**INSTRUCTIONS FOR THE TASK**. With the line containing "Convert this screenshot" as the first line and the last line of the records as the final one, reproduce that range exactly.

**RECORDS TO PROCESS**.
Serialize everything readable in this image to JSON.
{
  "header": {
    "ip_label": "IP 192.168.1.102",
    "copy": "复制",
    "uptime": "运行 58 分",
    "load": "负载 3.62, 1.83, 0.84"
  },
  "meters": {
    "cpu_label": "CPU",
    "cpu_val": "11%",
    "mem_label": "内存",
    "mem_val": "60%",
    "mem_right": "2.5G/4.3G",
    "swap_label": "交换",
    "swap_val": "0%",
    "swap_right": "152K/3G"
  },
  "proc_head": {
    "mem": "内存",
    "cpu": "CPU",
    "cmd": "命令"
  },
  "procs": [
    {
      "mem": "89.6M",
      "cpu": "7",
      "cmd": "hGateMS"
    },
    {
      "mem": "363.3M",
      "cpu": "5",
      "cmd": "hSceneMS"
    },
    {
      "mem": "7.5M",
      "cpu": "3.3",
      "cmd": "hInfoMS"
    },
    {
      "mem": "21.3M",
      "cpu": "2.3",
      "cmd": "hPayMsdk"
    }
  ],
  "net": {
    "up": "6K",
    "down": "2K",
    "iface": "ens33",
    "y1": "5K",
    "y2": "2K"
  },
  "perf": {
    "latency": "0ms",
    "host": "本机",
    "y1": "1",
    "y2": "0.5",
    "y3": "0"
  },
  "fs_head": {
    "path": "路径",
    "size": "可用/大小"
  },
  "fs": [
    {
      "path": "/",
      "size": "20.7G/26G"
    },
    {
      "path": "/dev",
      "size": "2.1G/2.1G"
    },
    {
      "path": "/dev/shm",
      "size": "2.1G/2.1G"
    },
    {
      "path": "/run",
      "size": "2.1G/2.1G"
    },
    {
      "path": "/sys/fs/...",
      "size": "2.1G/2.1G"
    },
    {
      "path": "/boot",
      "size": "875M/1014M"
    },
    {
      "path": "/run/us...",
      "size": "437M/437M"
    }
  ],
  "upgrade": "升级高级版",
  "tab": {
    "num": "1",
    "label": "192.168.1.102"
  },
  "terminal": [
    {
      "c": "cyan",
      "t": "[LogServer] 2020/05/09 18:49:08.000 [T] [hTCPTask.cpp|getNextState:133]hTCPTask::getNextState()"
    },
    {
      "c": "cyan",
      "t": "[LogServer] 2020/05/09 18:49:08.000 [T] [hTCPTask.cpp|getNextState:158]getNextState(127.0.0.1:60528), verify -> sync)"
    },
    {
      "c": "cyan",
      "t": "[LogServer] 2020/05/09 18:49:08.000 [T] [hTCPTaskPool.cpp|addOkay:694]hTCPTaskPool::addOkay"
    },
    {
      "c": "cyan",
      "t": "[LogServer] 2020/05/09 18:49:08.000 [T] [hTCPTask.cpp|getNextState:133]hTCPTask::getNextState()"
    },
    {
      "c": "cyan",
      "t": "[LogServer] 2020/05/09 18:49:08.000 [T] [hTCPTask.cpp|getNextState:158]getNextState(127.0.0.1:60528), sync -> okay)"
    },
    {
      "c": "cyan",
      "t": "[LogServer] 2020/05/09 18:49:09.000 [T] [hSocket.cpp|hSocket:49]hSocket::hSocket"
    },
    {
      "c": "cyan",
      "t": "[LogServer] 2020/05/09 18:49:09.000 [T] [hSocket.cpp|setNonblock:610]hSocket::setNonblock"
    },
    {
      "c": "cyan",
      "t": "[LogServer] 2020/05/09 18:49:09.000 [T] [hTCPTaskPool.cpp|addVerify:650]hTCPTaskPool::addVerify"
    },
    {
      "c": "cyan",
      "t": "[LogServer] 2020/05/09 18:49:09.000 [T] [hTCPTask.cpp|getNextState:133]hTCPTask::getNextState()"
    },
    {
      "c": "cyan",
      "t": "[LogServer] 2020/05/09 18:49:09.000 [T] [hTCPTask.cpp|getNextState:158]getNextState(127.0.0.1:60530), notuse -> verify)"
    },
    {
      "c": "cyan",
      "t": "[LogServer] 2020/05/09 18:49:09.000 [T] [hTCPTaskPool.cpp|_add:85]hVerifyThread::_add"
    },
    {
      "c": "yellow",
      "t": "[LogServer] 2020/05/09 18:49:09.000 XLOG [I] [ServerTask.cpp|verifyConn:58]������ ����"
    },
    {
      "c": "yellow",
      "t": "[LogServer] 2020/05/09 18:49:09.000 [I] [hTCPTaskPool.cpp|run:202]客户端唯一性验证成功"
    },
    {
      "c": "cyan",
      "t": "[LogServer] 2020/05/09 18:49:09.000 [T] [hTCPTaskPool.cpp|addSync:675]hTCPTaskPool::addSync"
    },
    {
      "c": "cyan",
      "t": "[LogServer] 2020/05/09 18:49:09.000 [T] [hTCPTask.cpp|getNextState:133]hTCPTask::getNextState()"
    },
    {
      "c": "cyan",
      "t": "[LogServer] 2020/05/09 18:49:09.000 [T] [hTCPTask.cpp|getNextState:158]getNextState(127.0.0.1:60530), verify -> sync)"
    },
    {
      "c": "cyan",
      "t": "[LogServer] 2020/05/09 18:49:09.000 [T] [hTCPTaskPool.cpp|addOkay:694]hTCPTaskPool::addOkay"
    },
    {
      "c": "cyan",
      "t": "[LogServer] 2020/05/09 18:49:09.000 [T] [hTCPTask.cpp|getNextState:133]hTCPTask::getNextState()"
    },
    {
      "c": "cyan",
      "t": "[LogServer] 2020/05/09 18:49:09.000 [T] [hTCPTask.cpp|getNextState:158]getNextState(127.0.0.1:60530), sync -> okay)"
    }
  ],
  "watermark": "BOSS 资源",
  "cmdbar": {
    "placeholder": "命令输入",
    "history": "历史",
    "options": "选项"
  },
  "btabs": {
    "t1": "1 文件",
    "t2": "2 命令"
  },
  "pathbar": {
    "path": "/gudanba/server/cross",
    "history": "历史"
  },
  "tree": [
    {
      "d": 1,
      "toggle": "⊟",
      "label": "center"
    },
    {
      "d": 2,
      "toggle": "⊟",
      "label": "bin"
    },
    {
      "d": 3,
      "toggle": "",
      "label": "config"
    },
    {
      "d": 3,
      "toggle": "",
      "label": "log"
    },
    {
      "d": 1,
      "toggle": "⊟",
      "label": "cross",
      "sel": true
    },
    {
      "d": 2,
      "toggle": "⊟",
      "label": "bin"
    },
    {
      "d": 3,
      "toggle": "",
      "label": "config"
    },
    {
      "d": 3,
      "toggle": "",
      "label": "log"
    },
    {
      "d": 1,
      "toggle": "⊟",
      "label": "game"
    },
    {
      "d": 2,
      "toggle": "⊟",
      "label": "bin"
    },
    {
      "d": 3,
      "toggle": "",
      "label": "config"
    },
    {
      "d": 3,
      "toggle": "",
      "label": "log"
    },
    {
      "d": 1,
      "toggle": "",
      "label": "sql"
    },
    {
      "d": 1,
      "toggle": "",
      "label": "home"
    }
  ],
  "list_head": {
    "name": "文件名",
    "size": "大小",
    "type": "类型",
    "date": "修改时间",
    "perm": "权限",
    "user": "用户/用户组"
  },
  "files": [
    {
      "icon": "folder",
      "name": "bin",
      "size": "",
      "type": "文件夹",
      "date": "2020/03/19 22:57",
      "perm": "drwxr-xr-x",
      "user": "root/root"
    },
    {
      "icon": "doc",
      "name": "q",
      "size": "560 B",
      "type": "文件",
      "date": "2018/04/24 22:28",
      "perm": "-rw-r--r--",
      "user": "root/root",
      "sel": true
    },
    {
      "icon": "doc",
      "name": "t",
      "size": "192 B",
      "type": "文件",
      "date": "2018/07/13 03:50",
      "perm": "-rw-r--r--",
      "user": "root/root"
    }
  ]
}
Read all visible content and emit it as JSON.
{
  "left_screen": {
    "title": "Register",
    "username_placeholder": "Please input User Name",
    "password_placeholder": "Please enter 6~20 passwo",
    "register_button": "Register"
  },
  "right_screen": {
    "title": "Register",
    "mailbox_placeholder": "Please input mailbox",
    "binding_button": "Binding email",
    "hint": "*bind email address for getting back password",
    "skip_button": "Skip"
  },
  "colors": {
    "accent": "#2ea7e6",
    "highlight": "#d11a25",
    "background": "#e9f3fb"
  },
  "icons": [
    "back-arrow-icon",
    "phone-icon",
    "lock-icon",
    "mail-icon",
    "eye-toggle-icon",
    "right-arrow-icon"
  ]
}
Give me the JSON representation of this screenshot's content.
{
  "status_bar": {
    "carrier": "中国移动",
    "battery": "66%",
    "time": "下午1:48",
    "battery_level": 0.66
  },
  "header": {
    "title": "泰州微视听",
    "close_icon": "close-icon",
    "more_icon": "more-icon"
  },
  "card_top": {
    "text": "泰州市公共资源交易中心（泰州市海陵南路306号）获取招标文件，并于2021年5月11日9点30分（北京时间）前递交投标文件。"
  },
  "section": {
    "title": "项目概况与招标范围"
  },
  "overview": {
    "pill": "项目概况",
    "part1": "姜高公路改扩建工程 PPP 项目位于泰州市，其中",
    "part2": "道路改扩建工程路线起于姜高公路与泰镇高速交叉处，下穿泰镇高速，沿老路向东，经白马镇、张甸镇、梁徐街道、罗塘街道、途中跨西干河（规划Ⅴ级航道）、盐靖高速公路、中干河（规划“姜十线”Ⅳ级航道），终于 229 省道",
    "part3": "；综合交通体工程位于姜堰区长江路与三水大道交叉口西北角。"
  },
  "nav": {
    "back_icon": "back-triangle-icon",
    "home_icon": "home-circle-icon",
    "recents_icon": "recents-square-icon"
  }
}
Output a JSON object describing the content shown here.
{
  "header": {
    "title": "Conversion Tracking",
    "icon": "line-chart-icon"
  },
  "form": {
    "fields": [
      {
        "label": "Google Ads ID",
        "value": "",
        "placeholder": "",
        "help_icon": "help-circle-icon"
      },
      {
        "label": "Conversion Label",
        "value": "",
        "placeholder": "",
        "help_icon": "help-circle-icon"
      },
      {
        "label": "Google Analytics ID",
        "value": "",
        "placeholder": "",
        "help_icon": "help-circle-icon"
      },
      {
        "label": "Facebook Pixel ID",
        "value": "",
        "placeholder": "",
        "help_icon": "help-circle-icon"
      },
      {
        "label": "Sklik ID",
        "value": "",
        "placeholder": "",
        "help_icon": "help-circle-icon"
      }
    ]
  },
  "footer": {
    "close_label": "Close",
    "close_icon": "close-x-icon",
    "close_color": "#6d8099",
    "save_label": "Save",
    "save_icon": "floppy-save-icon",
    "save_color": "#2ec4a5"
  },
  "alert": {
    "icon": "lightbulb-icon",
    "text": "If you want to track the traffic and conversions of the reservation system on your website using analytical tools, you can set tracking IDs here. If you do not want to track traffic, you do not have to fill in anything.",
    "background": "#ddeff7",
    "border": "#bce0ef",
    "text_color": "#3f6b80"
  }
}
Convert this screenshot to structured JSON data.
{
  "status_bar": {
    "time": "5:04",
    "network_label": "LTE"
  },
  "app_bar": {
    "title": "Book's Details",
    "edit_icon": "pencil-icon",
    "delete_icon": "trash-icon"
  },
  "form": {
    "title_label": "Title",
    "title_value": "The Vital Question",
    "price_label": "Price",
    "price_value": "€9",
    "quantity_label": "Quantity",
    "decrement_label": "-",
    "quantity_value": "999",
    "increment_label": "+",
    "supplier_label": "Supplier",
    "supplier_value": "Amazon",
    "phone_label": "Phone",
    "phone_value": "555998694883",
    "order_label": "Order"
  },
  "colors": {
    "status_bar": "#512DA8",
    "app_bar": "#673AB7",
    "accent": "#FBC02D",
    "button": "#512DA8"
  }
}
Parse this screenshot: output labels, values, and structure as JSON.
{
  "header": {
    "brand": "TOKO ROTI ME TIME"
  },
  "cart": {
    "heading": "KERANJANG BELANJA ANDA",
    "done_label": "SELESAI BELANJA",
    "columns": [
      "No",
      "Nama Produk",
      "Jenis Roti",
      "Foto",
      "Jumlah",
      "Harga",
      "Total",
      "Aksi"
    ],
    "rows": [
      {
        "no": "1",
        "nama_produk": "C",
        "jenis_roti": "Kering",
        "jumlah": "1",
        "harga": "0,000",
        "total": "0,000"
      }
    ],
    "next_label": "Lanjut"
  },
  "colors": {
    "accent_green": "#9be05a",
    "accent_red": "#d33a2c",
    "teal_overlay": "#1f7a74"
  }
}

**TASK ANSWER**.
Convert this screenshot to structured JSON data.
{
  "status_bar": {
    "time": "5:04",
    "network_label": "LTE"
  },
  "app_bar": {
    "title": "Book's Details",
    "edit_icon": "pencil-icon",
    "delete_icon": "trash-icon"
  },
  "form": {
    "title_label": "Title",
    "title_value": "The Vital Question",
    "price_label": "Price",
    "price_value": "€9",
    "quantity_label": "Quantity",
    "decrement_label": "-",
    "quantity_value": "999",
    "increment_label": "+",
    "supplier_label": "Supplier",
    "supplier_value": "Amazon",
    "phone_label": "Phone",
    "phone_value": "555998694883",
    "order_label": "Order"
  },
  "colors": {
    "status_bar": "#512DA8",
    "app_bar": "#673AB7",
    "accent": "#FBC02D",
    "button": "#512DA8"
  }
}
Parse this screenshot: output labels, values, and structure as JSON.
{
  "header": {
    "brand": "TOKO ROTI ME TIME"
  },
  "cart": {
    "heading": "KERANJANG BELANJA ANDA",
    "done_label": "SELESAI BELANJA",
    "columns": [
      "No",
      "Nama Produk",
      "Jenis Roti",
      "Foto",
      "Jumlah",
      "Harga",
      "Total",
      "Aksi"
    ],
    "rows": [
      {
        "no": "1",
        "nama_produk": "C",
        "jenis_roti": "Kering",
        "jumlah": "1",
        "harga": "0,000",
        "total": "0,000"
      }
    ],
    "next_label": "Lanjut"
  },
  "colors": {
    "accent_green": "#9be05a",
    "accent_red": "#d33a2c",
    "teal_overlay": "#1f7a74"
  }
}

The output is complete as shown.